DIRECTION. Identify and pull out each line of the entries in which "وأبو" occurs.

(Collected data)
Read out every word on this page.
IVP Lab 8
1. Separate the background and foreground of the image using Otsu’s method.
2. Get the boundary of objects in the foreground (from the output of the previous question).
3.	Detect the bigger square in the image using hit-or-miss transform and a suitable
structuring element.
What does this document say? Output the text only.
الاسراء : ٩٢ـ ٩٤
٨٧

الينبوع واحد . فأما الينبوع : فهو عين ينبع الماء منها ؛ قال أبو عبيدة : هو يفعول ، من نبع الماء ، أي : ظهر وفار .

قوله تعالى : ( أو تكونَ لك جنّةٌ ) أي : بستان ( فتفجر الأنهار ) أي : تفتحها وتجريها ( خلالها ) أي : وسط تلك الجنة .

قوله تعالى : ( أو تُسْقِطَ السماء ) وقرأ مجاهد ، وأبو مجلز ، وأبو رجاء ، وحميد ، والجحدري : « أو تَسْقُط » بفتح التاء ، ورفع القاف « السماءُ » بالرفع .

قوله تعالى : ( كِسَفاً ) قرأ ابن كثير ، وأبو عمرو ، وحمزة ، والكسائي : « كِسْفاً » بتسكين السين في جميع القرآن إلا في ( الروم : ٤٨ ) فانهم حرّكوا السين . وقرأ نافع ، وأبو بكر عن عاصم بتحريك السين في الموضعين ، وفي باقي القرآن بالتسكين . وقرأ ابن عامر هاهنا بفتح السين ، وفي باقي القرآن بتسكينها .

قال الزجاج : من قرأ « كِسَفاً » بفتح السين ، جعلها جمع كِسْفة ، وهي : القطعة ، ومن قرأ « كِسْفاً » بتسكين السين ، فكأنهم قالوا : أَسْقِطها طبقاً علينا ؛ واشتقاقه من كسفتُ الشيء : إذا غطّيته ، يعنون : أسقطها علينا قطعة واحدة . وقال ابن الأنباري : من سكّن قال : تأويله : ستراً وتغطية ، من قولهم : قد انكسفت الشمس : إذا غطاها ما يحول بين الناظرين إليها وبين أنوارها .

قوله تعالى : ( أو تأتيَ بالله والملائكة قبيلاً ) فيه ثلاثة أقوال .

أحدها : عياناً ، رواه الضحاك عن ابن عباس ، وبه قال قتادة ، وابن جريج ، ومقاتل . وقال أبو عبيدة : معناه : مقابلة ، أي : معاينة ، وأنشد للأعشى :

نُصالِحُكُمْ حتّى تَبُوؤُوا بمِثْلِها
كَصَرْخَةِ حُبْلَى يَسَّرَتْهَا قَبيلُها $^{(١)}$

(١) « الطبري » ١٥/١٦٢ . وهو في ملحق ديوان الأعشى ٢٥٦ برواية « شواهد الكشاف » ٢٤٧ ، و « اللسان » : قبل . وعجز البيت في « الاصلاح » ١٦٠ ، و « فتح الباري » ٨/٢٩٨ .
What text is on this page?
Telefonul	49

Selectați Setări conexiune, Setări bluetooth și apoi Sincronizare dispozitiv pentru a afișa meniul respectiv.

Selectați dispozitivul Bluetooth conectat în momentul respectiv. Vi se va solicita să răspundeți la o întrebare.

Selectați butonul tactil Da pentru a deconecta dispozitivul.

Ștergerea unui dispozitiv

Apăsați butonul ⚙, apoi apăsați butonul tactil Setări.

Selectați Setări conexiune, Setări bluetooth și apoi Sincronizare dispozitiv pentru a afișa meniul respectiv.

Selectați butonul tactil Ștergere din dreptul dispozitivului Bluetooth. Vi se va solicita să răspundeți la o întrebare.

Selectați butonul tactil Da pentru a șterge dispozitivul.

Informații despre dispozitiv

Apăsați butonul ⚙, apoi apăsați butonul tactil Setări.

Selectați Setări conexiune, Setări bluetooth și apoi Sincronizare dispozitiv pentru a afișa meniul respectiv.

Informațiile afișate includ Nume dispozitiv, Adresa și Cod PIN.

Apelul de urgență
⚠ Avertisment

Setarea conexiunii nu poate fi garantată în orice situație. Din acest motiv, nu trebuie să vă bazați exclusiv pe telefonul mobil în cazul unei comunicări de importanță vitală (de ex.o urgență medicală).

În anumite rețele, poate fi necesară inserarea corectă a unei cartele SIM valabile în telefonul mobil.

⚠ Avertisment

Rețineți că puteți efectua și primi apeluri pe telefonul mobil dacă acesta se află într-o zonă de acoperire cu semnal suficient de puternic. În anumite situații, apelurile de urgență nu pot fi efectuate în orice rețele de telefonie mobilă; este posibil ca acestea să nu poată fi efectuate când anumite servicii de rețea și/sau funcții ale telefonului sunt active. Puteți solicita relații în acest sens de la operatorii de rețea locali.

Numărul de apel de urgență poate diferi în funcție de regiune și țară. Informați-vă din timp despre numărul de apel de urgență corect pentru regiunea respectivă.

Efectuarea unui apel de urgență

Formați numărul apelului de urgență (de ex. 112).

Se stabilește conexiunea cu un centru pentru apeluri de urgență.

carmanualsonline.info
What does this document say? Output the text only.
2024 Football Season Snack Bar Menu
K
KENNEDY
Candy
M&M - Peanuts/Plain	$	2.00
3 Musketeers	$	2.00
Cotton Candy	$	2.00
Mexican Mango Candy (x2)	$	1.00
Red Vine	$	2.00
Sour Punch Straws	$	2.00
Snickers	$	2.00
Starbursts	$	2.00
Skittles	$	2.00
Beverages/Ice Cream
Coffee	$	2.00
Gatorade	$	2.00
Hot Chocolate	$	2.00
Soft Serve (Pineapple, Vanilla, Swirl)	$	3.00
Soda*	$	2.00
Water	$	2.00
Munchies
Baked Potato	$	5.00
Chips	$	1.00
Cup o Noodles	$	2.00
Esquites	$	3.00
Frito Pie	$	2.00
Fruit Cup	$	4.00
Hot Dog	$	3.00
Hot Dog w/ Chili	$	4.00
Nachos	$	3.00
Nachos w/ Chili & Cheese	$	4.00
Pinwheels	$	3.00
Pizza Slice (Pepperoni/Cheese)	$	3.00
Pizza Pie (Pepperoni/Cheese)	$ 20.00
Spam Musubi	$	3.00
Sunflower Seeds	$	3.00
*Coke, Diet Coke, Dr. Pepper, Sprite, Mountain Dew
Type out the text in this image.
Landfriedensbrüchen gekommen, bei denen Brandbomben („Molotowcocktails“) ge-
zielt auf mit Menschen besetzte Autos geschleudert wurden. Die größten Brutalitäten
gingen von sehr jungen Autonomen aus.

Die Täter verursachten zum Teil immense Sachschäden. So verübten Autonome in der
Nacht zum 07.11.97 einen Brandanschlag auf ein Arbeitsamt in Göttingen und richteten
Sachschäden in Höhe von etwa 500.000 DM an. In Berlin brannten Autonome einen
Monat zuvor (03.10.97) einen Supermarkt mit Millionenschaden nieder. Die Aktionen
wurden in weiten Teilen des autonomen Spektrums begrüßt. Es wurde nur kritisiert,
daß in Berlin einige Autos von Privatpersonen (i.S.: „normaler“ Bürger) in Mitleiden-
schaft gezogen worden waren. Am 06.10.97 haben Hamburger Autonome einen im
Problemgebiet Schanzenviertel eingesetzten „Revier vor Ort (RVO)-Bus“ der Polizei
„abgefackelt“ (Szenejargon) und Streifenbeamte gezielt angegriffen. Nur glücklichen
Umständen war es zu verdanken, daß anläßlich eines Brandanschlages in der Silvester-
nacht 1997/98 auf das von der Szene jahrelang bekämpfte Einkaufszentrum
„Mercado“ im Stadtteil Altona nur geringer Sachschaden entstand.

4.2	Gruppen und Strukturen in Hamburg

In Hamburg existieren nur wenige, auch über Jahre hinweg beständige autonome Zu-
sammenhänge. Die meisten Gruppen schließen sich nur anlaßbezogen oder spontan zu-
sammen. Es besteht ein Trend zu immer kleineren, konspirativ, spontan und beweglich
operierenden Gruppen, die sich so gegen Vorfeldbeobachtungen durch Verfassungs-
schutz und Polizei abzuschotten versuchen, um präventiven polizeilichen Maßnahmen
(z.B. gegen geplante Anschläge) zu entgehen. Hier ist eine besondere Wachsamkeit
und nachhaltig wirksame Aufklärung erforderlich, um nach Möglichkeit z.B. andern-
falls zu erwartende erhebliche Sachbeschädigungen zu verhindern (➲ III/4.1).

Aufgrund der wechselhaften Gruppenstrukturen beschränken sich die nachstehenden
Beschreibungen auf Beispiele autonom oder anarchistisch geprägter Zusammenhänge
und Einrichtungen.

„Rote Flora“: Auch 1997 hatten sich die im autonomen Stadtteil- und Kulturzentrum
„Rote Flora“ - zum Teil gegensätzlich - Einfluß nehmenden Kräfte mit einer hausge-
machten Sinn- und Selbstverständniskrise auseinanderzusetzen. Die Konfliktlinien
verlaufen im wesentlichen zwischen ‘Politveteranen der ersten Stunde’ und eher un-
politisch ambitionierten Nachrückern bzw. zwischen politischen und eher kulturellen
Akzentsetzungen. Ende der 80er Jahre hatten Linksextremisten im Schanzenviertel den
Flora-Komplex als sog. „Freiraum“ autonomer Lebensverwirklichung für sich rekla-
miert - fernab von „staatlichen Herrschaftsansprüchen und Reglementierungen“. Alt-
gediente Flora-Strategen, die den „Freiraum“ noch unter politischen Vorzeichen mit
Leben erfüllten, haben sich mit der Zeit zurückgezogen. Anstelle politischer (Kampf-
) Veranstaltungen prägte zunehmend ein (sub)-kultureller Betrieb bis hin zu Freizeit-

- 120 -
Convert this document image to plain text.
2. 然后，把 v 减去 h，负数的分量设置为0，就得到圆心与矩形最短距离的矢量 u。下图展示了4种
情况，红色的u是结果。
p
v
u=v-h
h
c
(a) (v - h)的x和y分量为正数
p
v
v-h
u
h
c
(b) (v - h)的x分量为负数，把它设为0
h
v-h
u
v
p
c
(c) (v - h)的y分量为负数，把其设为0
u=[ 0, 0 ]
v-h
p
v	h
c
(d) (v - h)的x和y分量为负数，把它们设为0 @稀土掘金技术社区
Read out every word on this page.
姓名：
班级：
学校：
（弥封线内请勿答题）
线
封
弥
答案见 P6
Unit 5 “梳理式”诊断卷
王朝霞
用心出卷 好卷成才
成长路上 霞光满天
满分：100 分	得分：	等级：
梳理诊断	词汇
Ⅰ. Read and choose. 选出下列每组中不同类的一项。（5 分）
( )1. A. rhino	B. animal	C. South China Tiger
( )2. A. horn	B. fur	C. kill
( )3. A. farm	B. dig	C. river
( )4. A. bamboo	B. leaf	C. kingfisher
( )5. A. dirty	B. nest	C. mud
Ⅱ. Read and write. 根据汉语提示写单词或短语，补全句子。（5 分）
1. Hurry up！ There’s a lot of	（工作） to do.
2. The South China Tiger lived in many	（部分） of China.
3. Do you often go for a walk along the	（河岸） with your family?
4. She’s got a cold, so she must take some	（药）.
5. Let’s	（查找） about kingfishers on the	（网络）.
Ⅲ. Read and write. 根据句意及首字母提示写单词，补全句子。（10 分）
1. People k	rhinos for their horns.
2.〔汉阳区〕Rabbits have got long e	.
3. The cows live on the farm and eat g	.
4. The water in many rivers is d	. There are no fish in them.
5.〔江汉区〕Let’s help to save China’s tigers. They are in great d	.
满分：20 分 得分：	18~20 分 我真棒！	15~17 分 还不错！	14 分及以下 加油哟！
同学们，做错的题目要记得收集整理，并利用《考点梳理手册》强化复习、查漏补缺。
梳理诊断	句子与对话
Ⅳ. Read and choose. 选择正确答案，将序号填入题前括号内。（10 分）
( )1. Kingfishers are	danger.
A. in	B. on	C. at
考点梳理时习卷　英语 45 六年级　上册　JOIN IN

EXERCISE ANSWER.
قوله تعالى : ( أو تُسْقِطَ السماء ) وقرأ مجاهد ، وأبو مجلز ، وأبو رجاء ، وحميد ، والجحدري : « أو تَسْقُط » بفتح التاء ، ورفع القاف « السماءُ » بالرفع .
قوله تعالى : ( كِسَفاً ) قرأ ابن كثير ، وأبو عمرو ، وحمزة ، والكسائي : « كِسْفاً » بتسكين السين في جميع القرآن إلا في ( الروم : ٤٨ ) فانهم حرّكوا السين . وقرأ نافع ، وأبو بكر عن عاصم بتحريك السين في الموضعين ، وفي باقي القرآن بالتسكين . وقرأ ابن عامر هاهنا بفتح السين ، وفي باقي القرآن بتسكينها .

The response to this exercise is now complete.